══ PROVIDED MATERIAL ══

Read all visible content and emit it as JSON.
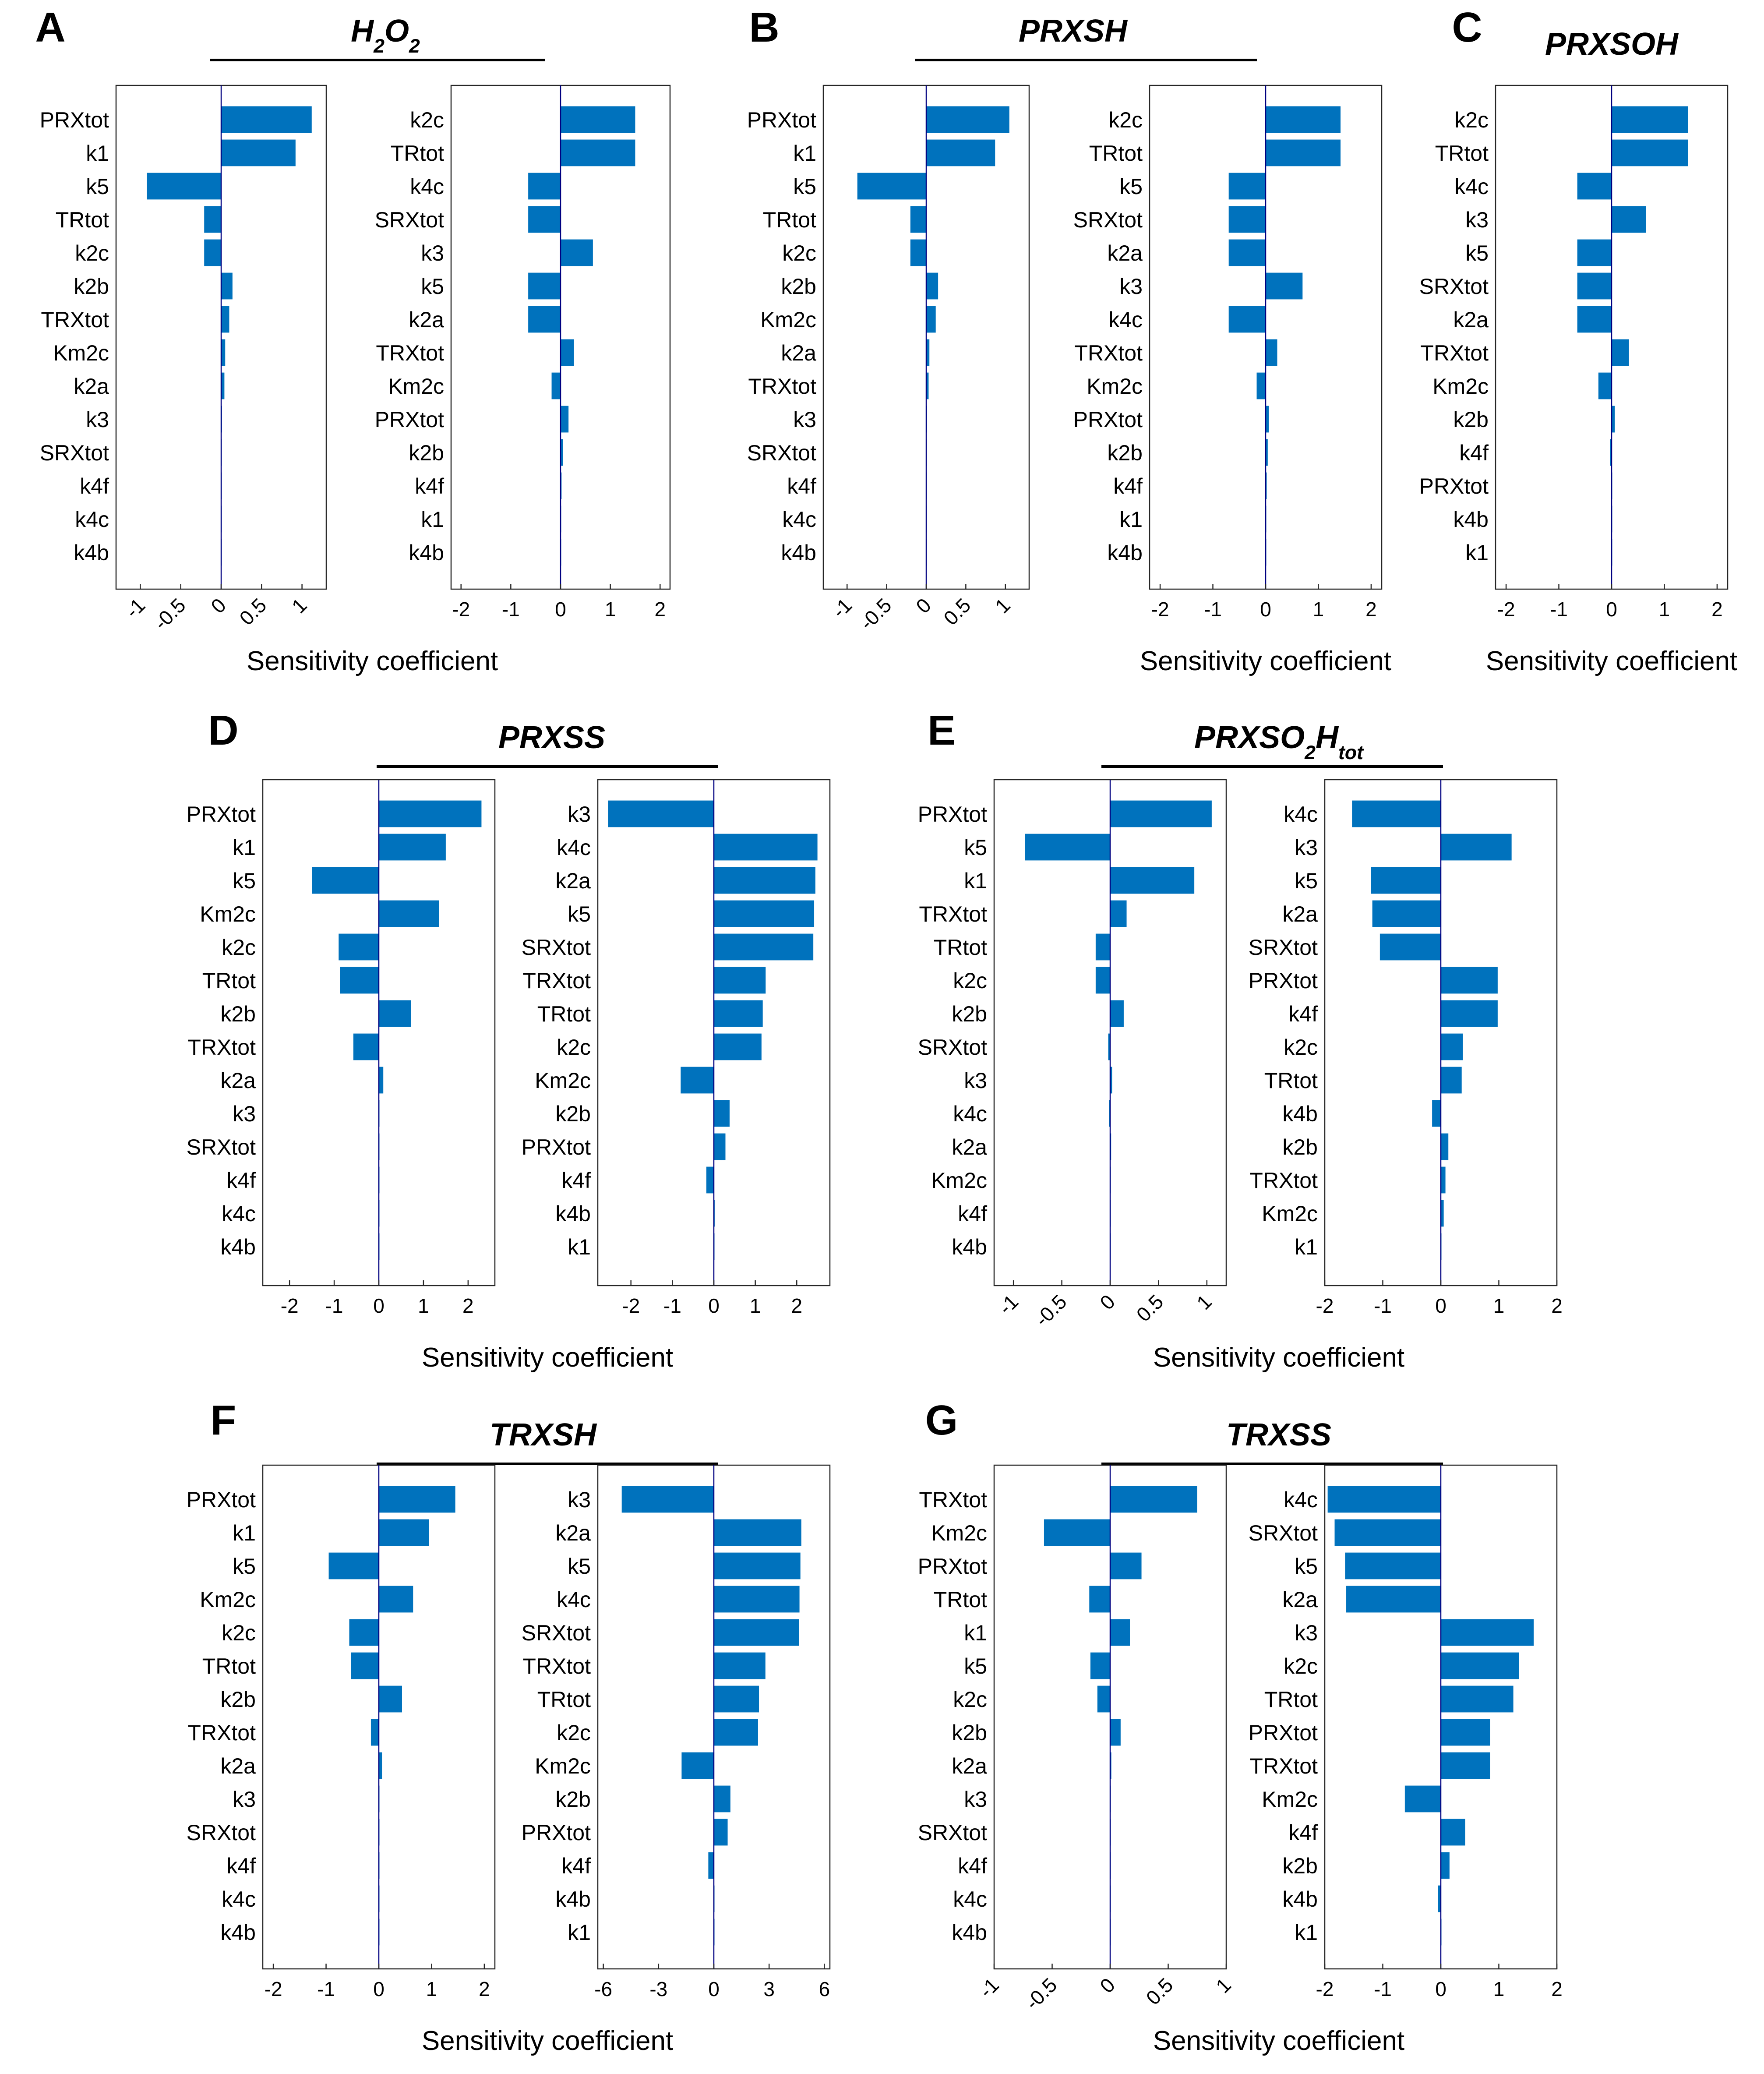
{
  "colors": {
    "bar": "#0072BD",
    "axis": "#262626",
    "zero_line": "#000080",
    "text": "#000000"
  },
  "xlabel": "Sensitivity coefficient",
  "panels": [
    {
      "letter": "A",
      "title": "H2O2",
      "title_parts": [
        [
          "H",
          ""
        ],
        [
          "2",
          "sub"
        ],
        [
          "O",
          ""
        ],
        [
          "2",
          "sub"
        ]
      ]
    },
    {
      "letter": "B",
      "title": "PRXSH",
      "title_parts": [
        [
          "PRXSH",
          ""
        ]
      ]
    },
    {
      "letter": "C",
      "title": "PRXSOH",
      "title_parts": [
        [
          "PRXSOH",
          ""
        ]
      ]
    },
    {
      "letter": "D",
      "title": "PRXSS",
      "title_parts": [
        [
          "PRXSS",
          ""
        ]
      ]
    },
    {
      "letter": "E",
      "title": "PRXSO2Htot",
      "title_parts": [
        [
          "PRXSO",
          ""
        ],
        [
          "2",
          "sub"
        ],
        [
          "H",
          ""
        ],
        [
          "tot",
          "sub"
        ]
      ]
    },
    {
      "letter": "F",
      "title": "TRXSH",
      "title_parts": [
        [
          "TRXSH",
          ""
        ]
      ]
    },
    {
      "letter": "G",
      "title": "TRXSS",
      "title_parts": [
        [
          "TRXSS",
          ""
        ]
      ]
    }
  ],
  "chart_data": [
    {
      "id": "A1",
      "panel": "A",
      "type": "bar",
      "orientation": "horizontal",
      "categories": [
        "PRXtot",
        "k1",
        "k5",
        "TRtot",
        "k2c",
        "k2b",
        "TRXtot",
        "Km2c",
        "k2a",
        "k3",
        "SRXtot",
        "k4f",
        "k4c",
        "k4b"
      ],
      "values": [
        1.12,
        0.92,
        -0.92,
        -0.21,
        -0.21,
        0.14,
        0.1,
        0.05,
        0.04,
        0.01,
        0.005,
        0.005,
        0.003,
        0.003
      ],
      "xlim": [
        -1.3,
        1.3
      ],
      "xticks": [
        -1,
        -0.5,
        0,
        0.5,
        1
      ],
      "xtick_labels": [
        "-1",
        "-0.5",
        "0",
        "0.5",
        "1"
      ],
      "rotated_ticks": true,
      "xlabel": ""
    },
    {
      "id": "A2",
      "panel": "A",
      "type": "bar",
      "orientation": "horizontal",
      "categories": [
        "k2c",
        "TRtot",
        "k4c",
        "SRXtot",
        "k3",
        "k5",
        "k2a",
        "TRXtot",
        "Km2c",
        "PRXtot",
        "k2b",
        "k4f",
        "k1",
        "k4b"
      ],
      "values": [
        1.5,
        1.5,
        -0.65,
        -0.65,
        0.65,
        -0.65,
        -0.65,
        0.27,
        -0.18,
        0.16,
        0.05,
        0.02,
        0.01,
        0.01
      ],
      "xlim": [
        -2.2,
        2.2
      ],
      "xticks": [
        -2,
        -1,
        0,
        1,
        2
      ],
      "xtick_labels": [
        "-2",
        "-1",
        "0",
        "1",
        "2"
      ],
      "rotated_ticks": false,
      "xlabel": ""
    },
    {
      "id": "B1",
      "panel": "B",
      "type": "bar",
      "orientation": "horizontal",
      "categories": [
        "PRXtot",
        "k1",
        "k5",
        "TRtot",
        "k2c",
        "k2b",
        "Km2c",
        "k2a",
        "TRXtot",
        "k3",
        "SRXtot",
        "k4f",
        "k4c",
        "k4b"
      ],
      "values": [
        1.05,
        0.87,
        -0.87,
        -0.2,
        -0.2,
        0.15,
        0.12,
        0.04,
        0.03,
        0.01,
        0.005,
        0.005,
        0.003,
        0.003
      ],
      "xlim": [
        -1.3,
        1.3
      ],
      "xticks": [
        -1,
        -0.5,
        0,
        0.5,
        1
      ],
      "xtick_labels": [
        "-1",
        "-0.5",
        "0",
        "0.5",
        "1"
      ],
      "rotated_ticks": true,
      "xlabel": ""
    },
    {
      "id": "B2",
      "panel": "B",
      "type": "bar",
      "orientation": "horizontal",
      "categories": [
        "k2c",
        "TRtot",
        "k5",
        "SRXtot",
        "k2a",
        "k3",
        "k4c",
        "TRXtot",
        "Km2c",
        "PRXtot",
        "k2b",
        "k4f",
        "k1",
        "k4b"
      ],
      "values": [
        1.42,
        1.42,
        -0.7,
        -0.7,
        -0.7,
        0.7,
        -0.7,
        0.22,
        -0.17,
        0.06,
        0.04,
        0.02,
        0.01,
        0.01
      ],
      "xlim": [
        -2.2,
        2.2
      ],
      "xticks": [
        -2,
        -1,
        0,
        1,
        2
      ],
      "xtick_labels": [
        "-2",
        "-1",
        "0",
        "1",
        "2"
      ],
      "rotated_ticks": false,
      "xlabel": "Sensitivity coefficient"
    },
    {
      "id": "C",
      "panel": "C",
      "type": "bar",
      "orientation": "horizontal",
      "categories": [
        "k2c",
        "TRtot",
        "k4c",
        "k3",
        "k5",
        "SRXtot",
        "k2a",
        "TRXtot",
        "Km2c",
        "k2b",
        "k4f",
        "PRXtot",
        "k4b",
        "k1"
      ],
      "values": [
        1.45,
        1.45,
        -0.65,
        0.65,
        -0.65,
        -0.65,
        -0.65,
        0.33,
        -0.25,
        0.06,
        -0.03,
        0.01,
        0.005,
        0.005
      ],
      "xlim": [
        -2.2,
        2.2
      ],
      "xticks": [
        -2,
        -1,
        0,
        1,
        2
      ],
      "xtick_labels": [
        "-2",
        "-1",
        "0",
        "1",
        "2"
      ],
      "rotated_ticks": false,
      "xlabel": "Sensitivity coefficient"
    },
    {
      "id": "D1",
      "panel": "D",
      "type": "bar",
      "orientation": "horizontal",
      "categories": [
        "PRXtot",
        "k1",
        "k5",
        "Km2c",
        "k2c",
        "TRtot",
        "k2b",
        "TRXtot",
        "k2a",
        "k3",
        "SRXtot",
        "k4f",
        "k4c",
        "k4b"
      ],
      "values": [
        2.3,
        1.5,
        -1.5,
        1.35,
        -0.9,
        -0.87,
        0.72,
        -0.57,
        0.1,
        0.01,
        0.01,
        0.005,
        0.005,
        0.005
      ],
      "xlim": [
        -2.6,
        2.6
      ],
      "xticks": [
        -2,
        -1,
        0,
        1,
        2
      ],
      "xtick_labels": [
        "-2",
        "-1",
        "0",
        "1",
        "2"
      ],
      "rotated_ticks": false,
      "xlabel": "Sensitivity coefficient"
    },
    {
      "id": "D2",
      "panel": "D",
      "type": "bar",
      "orientation": "horizontal",
      "categories": [
        "k3",
        "k4c",
        "k2a",
        "k5",
        "SRXtot",
        "TRXtot",
        "TRtot",
        "k2c",
        "Km2c",
        "k2b",
        "PRXtot",
        "k4f",
        "k4b",
        "k1"
      ],
      "values": [
        -2.55,
        2.5,
        2.45,
        2.42,
        2.4,
        1.25,
        1.18,
        1.15,
        -0.8,
        0.38,
        0.28,
        -0.18,
        0.02,
        0.01
      ],
      "xlim": [
        -2.8,
        2.8
      ],
      "xticks": [
        -2,
        -1,
        0,
        1,
        2
      ],
      "xtick_labels": [
        "-2",
        "-1",
        "0",
        "1",
        "2"
      ],
      "rotated_ticks": false,
      "xlabel": ""
    },
    {
      "id": "E1",
      "panel": "E",
      "type": "bar",
      "orientation": "horizontal",
      "categories": [
        "PRXtot",
        "k5",
        "k1",
        "TRXtot",
        "TRtot",
        "k2c",
        "k2b",
        "SRXtot",
        "k3",
        "k4c",
        "k2a",
        "Km2c",
        "k4f",
        "k4b"
      ],
      "values": [
        1.05,
        -0.88,
        0.87,
        0.17,
        -0.15,
        -0.15,
        0.14,
        -0.02,
        0.02,
        -0.01,
        0.01,
        0.005,
        0.003,
        0.003
      ],
      "xlim": [
        -1.2,
        1.2
      ],
      "xticks": [
        -1,
        -0.5,
        0,
        0.5,
        1
      ],
      "xtick_labels": [
        "-1",
        "-0.5",
        "0",
        "0.5",
        "1"
      ],
      "rotated_ticks": true,
      "xlabel": "Sensitivity coefficient"
    },
    {
      "id": "E2",
      "panel": "E",
      "type": "bar",
      "orientation": "horizontal",
      "categories": [
        "k4c",
        "k3",
        "k5",
        "k2a",
        "SRXtot",
        "PRXtot",
        "k4f",
        "k2c",
        "TRtot",
        "k4b",
        "k2b",
        "TRXtot",
        "Km2c",
        "k1"
      ],
      "values": [
        -1.53,
        1.22,
        -1.2,
        -1.18,
        -1.05,
        0.98,
        0.98,
        0.38,
        0.36,
        -0.15,
        0.13,
        0.08,
        0.05,
        0.01
      ],
      "xlim": [
        -2.0,
        2.0
      ],
      "xticks": [
        -2,
        -1,
        0,
        1,
        2
      ],
      "xtick_labels": [
        "-2",
        "-1",
        "0",
        "1",
        "2"
      ],
      "rotated_ticks": false,
      "xlabel": ""
    },
    {
      "id": "F1",
      "panel": "F",
      "type": "bar",
      "orientation": "horizontal",
      "categories": [
        "PRXtot",
        "k1",
        "k5",
        "Km2c",
        "k2c",
        "TRtot",
        "k2b",
        "TRXtot",
        "k2a",
        "k3",
        "SRXtot",
        "k4f",
        "k4c",
        "k4b"
      ],
      "values": [
        1.45,
        0.95,
        -0.95,
        0.65,
        -0.56,
        -0.53,
        0.44,
        -0.15,
        0.06,
        0.01,
        0.005,
        0.005,
        0.005,
        0.005
      ],
      "xlim": [
        -2.2,
        2.2
      ],
      "xticks": [
        -2,
        -1,
        0,
        1,
        2
      ],
      "xtick_labels": [
        "-2",
        "-1",
        "0",
        "1",
        "2"
      ],
      "rotated_ticks": false,
      "xlabel": "Sensitivity coefficient"
    },
    {
      "id": "F2",
      "panel": "F",
      "type": "bar",
      "orientation": "horizontal",
      "categories": [
        "k3",
        "k2a",
        "k5",
        "k4c",
        "SRXtot",
        "TRXtot",
        "TRtot",
        "k2c",
        "Km2c",
        "k2b",
        "PRXtot",
        "k4f",
        "k4b",
        "k1"
      ],
      "values": [
        -5.0,
        4.75,
        4.7,
        4.65,
        4.62,
        2.8,
        2.45,
        2.4,
        -1.75,
        0.9,
        0.75,
        -0.3,
        0.03,
        0.02
      ],
      "xlim": [
        -6.3,
        6.3
      ],
      "xticks": [
        -6,
        -3,
        0,
        3,
        6
      ],
      "xtick_labels": [
        "-6",
        "-3",
        "0",
        "3",
        "6"
      ],
      "rotated_ticks": false,
      "xlabel": ""
    },
    {
      "id": "G1",
      "panel": "G",
      "type": "bar",
      "orientation": "horizontal",
      "categories": [
        "TRXtot",
        "Km2c",
        "PRXtot",
        "TRtot",
        "k1",
        "k5",
        "k2c",
        "k2b",
        "k2a",
        "k3",
        "SRXtot",
        "k4f",
        "k4c",
        "k4b"
      ],
      "values": [
        0.75,
        -0.57,
        0.27,
        -0.18,
        0.17,
        -0.17,
        -0.11,
        0.09,
        0.01,
        0.005,
        0.005,
        0.005,
        0.003,
        0.003
      ],
      "xlim": [
        -1.0,
        1.0
      ],
      "xticks": [
        -1,
        -0.5,
        0,
        0.5,
        1
      ],
      "xtick_labels": [
        "-1",
        "-0.5",
        "0",
        "0.5",
        "1"
      ],
      "rotated_ticks": true,
      "xlabel": "Sensitivity coefficient"
    },
    {
      "id": "G2",
      "panel": "G",
      "type": "bar",
      "orientation": "horizontal",
      "categories": [
        "k4c",
        "SRXtot",
        "k5",
        "k2a",
        "k3",
        "k2c",
        "TRtot",
        "PRXtot",
        "TRXtot",
        "Km2c",
        "k4f",
        "k2b",
        "k4b",
        "k1"
      ],
      "values": [
        -1.95,
        -1.83,
        -1.65,
        -1.63,
        1.6,
        1.35,
        1.25,
        0.85,
        0.85,
        -0.62,
        0.42,
        0.15,
        -0.05,
        0.01
      ],
      "xlim": [
        -2.0,
        2.0
      ],
      "xticks": [
        -2,
        -1,
        0,
        1,
        2
      ],
      "xtick_labels": [
        "-2",
        "-1",
        "0",
        "1",
        "2"
      ],
      "rotated_ticks": false,
      "xlabel": ""
    }
  ]
}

═══

# [WHAT IS EXPECTED]
Only the number is wanted: how many lines of the data contain the word "letter"?

# [COMPLETE OUTPUT]
7